** Challenge A **
Set down the entire essay on advice word for word.

** Text section **

Wouldn't it be nice when something significant was about to be said, if a bright sign would appear alerting us to this fact? As close as I've ever come to this actually happening was in college. In the middle of a mind-numbingly boring lecture, my professor would change the cadence and volume of his voice and announce, "Now write this down. It will be on the exam." I would scribble whatever came out of his mouth next and then wander back in my mind to some place more exciting than my current surroundings. Thanks to his early-warning system, I managed to pass the class with a B despite retaining very little of the content he shared in class.
When I was recently asked what the most important advice was that I'd ever received, I was hard pressed to come up with a single answer. How does one start with a question like that? Nary a day goes by without some form of advice being shared, so how does one choose that one thing that rises above all the rest as being the most pivotal, valuable words of wisdom?
It's likely a lot easier to recall the worst advice -- especially when there are scars to remind us of our foolhardy decisions. Most of my Worst-of-All-Time Hall-of-Famers begin with phrases like They won't be mad; you should do it or It won't hurt. Really. Nothing good ever happened when I opted to believe advice that began with that kind of logic.
And some advice, as inane and obvious as it sounds, pays off every single time. For example, the advice to use my manners -- that's been pretty useful. Seriously. It has resulted in many a positive result and has helped me inspire colleagues to try a proposed course of action which places them far outside their comfort zone. When I was told that please and thank you are magic words, it was good advice. They hold incredible power to change the attitudes, minds, opinions, and decisions of those around us.

** Records provided **
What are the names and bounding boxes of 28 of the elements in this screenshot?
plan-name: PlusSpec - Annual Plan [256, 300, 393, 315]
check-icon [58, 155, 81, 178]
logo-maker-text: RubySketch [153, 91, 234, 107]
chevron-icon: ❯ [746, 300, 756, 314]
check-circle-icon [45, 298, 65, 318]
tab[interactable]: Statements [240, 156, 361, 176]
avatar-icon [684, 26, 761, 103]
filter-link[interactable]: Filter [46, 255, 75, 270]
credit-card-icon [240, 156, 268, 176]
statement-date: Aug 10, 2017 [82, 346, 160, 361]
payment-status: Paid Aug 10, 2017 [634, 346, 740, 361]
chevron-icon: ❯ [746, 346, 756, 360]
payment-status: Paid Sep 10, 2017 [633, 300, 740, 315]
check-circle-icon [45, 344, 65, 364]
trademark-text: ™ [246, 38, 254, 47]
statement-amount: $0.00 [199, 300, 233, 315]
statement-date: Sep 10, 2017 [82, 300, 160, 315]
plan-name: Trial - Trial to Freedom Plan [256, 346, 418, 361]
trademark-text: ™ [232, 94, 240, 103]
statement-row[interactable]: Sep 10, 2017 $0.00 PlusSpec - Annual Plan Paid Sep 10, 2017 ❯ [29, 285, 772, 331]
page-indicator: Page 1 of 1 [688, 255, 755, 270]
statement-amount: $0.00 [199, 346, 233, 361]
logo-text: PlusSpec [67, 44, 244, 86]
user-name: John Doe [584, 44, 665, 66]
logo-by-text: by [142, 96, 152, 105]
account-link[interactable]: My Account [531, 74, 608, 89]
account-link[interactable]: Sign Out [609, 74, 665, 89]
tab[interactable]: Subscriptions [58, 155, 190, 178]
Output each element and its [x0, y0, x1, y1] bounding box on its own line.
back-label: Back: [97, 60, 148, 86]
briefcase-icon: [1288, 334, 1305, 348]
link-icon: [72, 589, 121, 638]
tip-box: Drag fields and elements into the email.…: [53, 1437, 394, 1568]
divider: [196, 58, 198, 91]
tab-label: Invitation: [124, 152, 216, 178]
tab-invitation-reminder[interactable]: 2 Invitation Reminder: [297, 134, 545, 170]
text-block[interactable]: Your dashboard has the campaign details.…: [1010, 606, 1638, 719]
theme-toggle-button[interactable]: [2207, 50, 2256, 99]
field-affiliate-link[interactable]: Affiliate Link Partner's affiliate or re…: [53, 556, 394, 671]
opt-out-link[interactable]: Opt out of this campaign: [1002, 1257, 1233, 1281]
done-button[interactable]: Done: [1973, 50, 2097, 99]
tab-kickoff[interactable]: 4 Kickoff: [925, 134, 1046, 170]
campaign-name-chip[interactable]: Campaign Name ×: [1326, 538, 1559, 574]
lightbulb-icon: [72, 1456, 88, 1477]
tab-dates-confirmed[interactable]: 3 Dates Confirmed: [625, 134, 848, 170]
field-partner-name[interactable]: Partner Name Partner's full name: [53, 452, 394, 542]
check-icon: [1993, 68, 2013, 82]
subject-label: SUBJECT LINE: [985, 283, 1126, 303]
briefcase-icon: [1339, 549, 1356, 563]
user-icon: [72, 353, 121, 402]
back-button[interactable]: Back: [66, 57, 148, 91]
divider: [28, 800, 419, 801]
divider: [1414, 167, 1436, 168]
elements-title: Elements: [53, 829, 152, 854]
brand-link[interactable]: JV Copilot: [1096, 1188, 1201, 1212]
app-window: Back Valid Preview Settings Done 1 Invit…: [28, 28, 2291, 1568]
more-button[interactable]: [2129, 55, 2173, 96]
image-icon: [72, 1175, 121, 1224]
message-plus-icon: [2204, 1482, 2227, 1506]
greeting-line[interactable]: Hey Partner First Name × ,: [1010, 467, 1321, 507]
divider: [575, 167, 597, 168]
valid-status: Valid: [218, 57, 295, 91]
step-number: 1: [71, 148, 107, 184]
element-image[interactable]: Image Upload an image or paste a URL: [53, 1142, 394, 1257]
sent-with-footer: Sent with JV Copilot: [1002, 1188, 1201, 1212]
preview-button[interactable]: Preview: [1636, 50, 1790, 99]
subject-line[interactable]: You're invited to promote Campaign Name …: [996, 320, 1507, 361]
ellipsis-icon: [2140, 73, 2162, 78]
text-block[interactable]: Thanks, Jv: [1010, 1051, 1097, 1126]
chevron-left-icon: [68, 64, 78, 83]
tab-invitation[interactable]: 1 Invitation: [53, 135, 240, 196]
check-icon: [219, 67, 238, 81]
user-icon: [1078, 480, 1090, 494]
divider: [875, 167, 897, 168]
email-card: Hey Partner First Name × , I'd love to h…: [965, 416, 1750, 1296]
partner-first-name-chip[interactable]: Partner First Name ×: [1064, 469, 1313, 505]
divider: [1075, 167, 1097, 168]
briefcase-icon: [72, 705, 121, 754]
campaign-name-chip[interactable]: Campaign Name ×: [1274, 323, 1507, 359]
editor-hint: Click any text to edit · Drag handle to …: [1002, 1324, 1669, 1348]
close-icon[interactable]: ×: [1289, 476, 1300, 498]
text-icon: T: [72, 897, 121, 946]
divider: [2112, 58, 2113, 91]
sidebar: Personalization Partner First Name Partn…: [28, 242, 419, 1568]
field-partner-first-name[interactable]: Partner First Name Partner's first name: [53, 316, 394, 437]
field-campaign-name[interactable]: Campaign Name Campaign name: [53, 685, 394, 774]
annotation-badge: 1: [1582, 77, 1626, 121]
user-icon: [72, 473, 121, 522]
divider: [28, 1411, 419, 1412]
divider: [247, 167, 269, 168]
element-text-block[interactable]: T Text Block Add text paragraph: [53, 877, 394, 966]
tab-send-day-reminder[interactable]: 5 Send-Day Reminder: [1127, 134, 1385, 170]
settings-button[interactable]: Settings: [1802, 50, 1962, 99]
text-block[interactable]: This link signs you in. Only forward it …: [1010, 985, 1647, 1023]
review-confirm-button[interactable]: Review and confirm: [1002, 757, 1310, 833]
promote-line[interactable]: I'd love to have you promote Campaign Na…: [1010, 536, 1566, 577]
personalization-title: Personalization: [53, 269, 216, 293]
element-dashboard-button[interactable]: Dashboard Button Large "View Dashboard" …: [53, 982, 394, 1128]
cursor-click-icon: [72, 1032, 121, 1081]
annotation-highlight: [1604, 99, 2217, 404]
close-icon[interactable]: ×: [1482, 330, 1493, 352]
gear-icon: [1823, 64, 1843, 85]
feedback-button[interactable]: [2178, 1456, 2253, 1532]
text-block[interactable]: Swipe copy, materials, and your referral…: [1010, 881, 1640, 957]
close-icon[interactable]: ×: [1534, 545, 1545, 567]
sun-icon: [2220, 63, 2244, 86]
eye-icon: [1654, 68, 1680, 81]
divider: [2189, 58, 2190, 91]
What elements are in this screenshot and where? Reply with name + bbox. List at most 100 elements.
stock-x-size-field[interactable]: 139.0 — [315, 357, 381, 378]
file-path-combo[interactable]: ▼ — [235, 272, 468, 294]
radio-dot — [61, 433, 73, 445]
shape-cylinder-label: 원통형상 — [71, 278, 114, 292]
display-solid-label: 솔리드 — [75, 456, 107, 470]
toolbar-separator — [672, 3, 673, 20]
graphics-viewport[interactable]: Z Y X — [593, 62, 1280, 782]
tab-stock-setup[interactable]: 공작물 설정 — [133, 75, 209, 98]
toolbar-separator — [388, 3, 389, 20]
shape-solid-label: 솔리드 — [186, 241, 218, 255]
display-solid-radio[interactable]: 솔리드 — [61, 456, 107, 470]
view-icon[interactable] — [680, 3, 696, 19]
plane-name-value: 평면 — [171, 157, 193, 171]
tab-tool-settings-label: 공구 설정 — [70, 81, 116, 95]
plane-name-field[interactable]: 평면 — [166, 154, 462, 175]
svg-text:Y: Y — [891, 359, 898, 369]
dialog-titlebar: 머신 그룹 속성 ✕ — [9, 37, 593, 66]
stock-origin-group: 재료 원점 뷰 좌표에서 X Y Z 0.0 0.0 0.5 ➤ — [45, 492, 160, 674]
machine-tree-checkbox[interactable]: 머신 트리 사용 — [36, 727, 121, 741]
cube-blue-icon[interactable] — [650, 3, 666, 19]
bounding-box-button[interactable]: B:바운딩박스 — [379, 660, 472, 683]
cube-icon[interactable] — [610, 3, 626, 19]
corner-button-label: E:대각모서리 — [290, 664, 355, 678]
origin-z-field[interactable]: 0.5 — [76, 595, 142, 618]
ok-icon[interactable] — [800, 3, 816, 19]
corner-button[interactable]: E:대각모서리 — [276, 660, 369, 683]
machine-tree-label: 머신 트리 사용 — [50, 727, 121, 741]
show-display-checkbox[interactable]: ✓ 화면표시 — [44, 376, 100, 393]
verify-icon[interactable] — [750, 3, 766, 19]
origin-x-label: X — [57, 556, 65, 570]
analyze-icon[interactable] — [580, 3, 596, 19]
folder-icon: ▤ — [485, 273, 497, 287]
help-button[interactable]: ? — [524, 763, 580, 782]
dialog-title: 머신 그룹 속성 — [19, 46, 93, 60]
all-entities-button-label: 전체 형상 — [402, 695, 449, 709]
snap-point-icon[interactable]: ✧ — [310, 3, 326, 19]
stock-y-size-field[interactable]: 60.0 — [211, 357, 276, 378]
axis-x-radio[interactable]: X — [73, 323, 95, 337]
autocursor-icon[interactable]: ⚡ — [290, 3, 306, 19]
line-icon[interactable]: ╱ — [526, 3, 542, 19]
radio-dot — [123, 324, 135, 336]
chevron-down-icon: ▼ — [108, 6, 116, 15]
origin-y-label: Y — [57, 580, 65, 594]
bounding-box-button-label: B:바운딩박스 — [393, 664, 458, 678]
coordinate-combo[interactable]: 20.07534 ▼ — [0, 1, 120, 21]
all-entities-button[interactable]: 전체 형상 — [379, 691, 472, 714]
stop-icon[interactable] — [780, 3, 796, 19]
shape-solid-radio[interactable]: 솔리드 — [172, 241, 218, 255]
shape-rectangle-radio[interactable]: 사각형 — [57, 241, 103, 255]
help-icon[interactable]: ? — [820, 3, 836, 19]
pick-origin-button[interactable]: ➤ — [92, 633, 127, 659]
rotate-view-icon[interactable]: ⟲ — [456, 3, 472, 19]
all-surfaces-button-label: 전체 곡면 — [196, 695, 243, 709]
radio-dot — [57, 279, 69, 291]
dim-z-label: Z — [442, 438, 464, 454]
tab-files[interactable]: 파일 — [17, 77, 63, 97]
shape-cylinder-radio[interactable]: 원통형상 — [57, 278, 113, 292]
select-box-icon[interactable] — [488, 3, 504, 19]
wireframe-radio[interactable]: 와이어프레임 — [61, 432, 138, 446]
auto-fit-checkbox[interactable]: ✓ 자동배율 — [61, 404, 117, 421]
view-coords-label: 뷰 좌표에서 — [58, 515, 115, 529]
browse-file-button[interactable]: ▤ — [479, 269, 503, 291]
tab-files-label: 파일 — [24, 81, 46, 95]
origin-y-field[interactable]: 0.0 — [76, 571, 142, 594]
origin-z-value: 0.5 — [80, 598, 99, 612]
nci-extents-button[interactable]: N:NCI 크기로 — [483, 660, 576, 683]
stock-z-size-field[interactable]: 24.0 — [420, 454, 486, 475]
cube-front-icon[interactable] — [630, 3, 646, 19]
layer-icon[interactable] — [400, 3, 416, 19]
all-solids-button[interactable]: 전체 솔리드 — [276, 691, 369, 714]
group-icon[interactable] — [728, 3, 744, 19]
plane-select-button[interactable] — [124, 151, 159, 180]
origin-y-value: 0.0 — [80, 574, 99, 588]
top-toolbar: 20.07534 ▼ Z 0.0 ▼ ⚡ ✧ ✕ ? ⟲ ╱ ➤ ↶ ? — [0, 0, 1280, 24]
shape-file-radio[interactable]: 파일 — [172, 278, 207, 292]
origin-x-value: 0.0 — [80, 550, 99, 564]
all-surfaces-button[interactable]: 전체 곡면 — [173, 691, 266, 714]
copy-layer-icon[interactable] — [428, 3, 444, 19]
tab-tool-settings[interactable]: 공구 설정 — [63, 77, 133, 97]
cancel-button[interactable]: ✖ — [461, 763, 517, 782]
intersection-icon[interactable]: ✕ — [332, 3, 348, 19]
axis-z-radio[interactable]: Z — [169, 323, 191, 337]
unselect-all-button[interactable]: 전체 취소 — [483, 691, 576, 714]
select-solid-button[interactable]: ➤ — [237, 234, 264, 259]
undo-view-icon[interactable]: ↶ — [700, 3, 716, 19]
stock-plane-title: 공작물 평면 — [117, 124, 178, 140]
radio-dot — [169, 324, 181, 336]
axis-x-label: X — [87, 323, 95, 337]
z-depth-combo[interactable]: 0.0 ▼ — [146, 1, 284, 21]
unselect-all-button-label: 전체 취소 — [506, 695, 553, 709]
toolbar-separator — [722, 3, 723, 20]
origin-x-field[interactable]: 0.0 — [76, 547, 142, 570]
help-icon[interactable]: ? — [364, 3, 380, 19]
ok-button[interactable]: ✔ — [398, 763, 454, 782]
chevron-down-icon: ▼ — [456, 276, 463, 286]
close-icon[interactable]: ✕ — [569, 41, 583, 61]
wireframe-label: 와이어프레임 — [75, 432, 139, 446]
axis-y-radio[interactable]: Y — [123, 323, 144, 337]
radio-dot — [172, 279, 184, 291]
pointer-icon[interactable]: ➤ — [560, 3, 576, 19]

** Challenge B **
Switch "Paid" to "Settled" in the stretch of the records from their first line through the line containing "briefcase-icon: [1288, 334, 1305, 348]", leaving everything else unchanged, and return only those lines.

** Final result A **
Wouldn't it be nice when something significant was about to be said, if a bright sign would appear alerting us to this fact? As close as I've ever come to this actually happening was in college. In the middle of a mind-numbingly boring lecture, my professor would change the cadence and volume of his voice and announce, "Now write this down. It will be on the exam." I would scribble whatever came out of his mouth next and then wander back in my mind to some place more exciting than my current surroundings. Thanks to his early-warning system, I managed to pass the class with a B despite retaining very little of the content he shared in class.
When I was recently asked what the most important advice was that I'd ever received, I was hard pressed to come up with a single answer. How does one start with a question like that? Nary a day goes by without some form of advice being shared, so how does one choose that one thing that rises above all the rest as being the most pivotal, valuable words of wisdom?
It's likely a lot easier to recall the worst advice -- especially when there are scars to remind us of our foolhardy decisions. Most of my Worst-of-All-Time Hall-of-Famers begin with phrases like They won't be mad; you should do it or It won't hurt. Really. Nothing good ever happened when I opted to believe advice that began with that kind of logic.
And some advice, as inane and obvious as it sounds, pays off every single time. For example, the advice to use my manners -- that's been pretty useful. Seriously. It has resulted in many a positive result and has helped me inspire colleagues to try a proposed course of action which places them far outside their comfort zone. When I was told that please and thank you are magic words, it was good advice. They hold incredible power to change the attitudes, minds, opinions, and decisions of those around us.

** Final result B **
What are the names and bounding boxes of 28 of the elements in this screenshot?
plan-name: PlusSpec - Annual Plan [256, 300, 393, 315]
check-icon [58, 155, 81, 178]
logo-maker-text: RubySketch [153, 91, 234, 107]
chevron-icon: ❯ [746, 300, 756, 314]
check-circle-icon [45, 298, 65, 318]
tab[interactable]: Statements [240, 156, 361, 176]
avatar-icon [684, 26, 761, 103]
filter-link[interactable]: Filter [46, 255, 75, 270]
credit-card-icon [240, 156, 268, 176]
statement-date: Aug 10, 2017 [82, 346, 160, 361]
payment-status: Settled Aug 10, 2017 [634, 346, 740, 361]
chevron-icon: ❯ [746, 346, 756, 360]
payment-status: Settled Sep 10, 2017 [633, 300, 740, 315]
check-circle-icon [45, 344, 65, 364]
trademark-text: ™ [246, 38, 254, 47]
statement-amount: $0.00 [199, 300, 233, 315]
statement-date: Sep 10, 2017 [82, 300, 160, 315]
plan-name: Trial - Trial to Freedom Plan [256, 346, 418, 361]
trademark-text: ™ [232, 94, 240, 103]
statement-row[interactable]: Sep 10, 2017 $0.00 PlusSpec - Annual Plan Settled Sep 10, 2017 ❯ [29, 285, 772, 331]
page-indicator: Page 1 of 1 [688, 255, 755, 270]
statement-amount: $0.00 [199, 346, 233, 361]
logo-text: PlusSpec [67, 44, 244, 86]
user-name: John Doe [584, 44, 665, 66]
logo-by-text: by [142, 96, 152, 105]
account-link[interactable]: My Account [531, 74, 608, 89]
account-link[interactable]: Sign Out [609, 74, 665, 89]
tab[interactable]: Subscriptions [58, 155, 190, 178]
Output each element and its [x0, y0, x1, y1] bounding box on its own line.
back-label: Back: [97, 60, 148, 86]
briefcase-icon: [1288, 334, 1305, 348]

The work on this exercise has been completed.